WRITTEN TASK
Output the records exactly. Include every line.

Data entries
********************

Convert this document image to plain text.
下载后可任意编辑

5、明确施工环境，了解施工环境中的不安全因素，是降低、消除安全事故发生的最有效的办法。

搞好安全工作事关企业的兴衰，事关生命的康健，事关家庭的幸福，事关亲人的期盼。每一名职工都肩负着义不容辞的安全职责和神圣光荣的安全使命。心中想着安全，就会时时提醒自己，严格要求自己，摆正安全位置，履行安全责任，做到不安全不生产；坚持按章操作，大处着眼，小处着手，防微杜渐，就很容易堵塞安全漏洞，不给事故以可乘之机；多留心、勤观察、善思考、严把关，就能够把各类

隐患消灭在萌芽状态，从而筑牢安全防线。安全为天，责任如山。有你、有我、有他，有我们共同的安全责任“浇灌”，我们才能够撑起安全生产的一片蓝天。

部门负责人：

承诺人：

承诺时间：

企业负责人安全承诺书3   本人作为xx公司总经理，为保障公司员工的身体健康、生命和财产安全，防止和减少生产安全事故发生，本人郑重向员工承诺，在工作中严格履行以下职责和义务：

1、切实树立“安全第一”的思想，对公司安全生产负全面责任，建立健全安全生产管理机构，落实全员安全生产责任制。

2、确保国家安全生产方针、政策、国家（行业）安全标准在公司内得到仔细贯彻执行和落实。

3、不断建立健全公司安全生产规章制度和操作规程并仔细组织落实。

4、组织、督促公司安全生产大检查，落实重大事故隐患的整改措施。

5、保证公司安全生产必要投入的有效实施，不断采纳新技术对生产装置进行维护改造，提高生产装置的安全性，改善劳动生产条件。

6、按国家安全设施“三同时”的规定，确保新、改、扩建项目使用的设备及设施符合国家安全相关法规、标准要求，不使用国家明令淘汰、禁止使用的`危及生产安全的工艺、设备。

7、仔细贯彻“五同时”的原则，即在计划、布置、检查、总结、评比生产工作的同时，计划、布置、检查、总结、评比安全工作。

********************

FINISHED EXERCISE
Convert this document image to plain text.
下载后可任意编辑

5、明确施工环境，了解施工环境中的不安全因素，是降低、消除安全事故发生的最有效的办法。

搞好安全工作事关企业的兴衰，事关生命的康健，事关家庭的幸福，事关亲人的期盼。每一名职工都肩负着义不容辞的安全职责和神圣光荣的安全使命。心中想着安全，就会时时提醒自己，严格要求自己，摆正安全位置，履行安全责任，做到不安全不生产；坚持按章操作，大处着眼，小处着手，防微杜渐，就很容易堵塞安全漏洞，不给事故以可乘之机；多留心、勤观察、善思考、严把关，就能够把各类

隐患消灭在萌芽状态，从而筑牢安全防线。安全为天，责任如山。有你、有我、有他，有我们共同的安全责任“浇灌”，我们才能够撑起安全生产的一片蓝天。

部门负责人：

承诺人：

承诺时间：

企业负责人安全承诺书3   本人作为xx公司总经理，为保障公司员工的身体健康、生命和财产安全，防止和减少生产安全事故发生，本人郑重向员工承诺，在工作中严格履行以下职责和义务：

1、切实树立“安全第一”的思想，对公司安全生产负全面责任，建立健全安全生产管理机构，落实全员安全生产责任制。

2、确保国家安全生产方针、政策、国家（行业）安全标准在公司内得到仔细贯彻执行和落实。

3、不断建立健全公司安全生产规章制度和操作规程并仔细组织落实。

4、组织、督促公司安全生产大检查，落实重大事故隐患的整改措施。

5、保证公司安全生产必要投入的有效实施，不断采纳新技术对生产装置进行维护改造，提高生产装置的安全性，改善劳动生产条件。

6、按国家安全设施“三同时”的规定，确保新、改、扩建项目使用的设备及设施符合国家安全相关法规、标准要求，不使用国家明令淘汰、禁止使用的`危及生产安全的工艺、设备。

7、仔细贯彻“五同时”的原则，即在计划、布置、检查、总结、评比生产工作的同时，计划、布置、检查、总结、评比安全工作。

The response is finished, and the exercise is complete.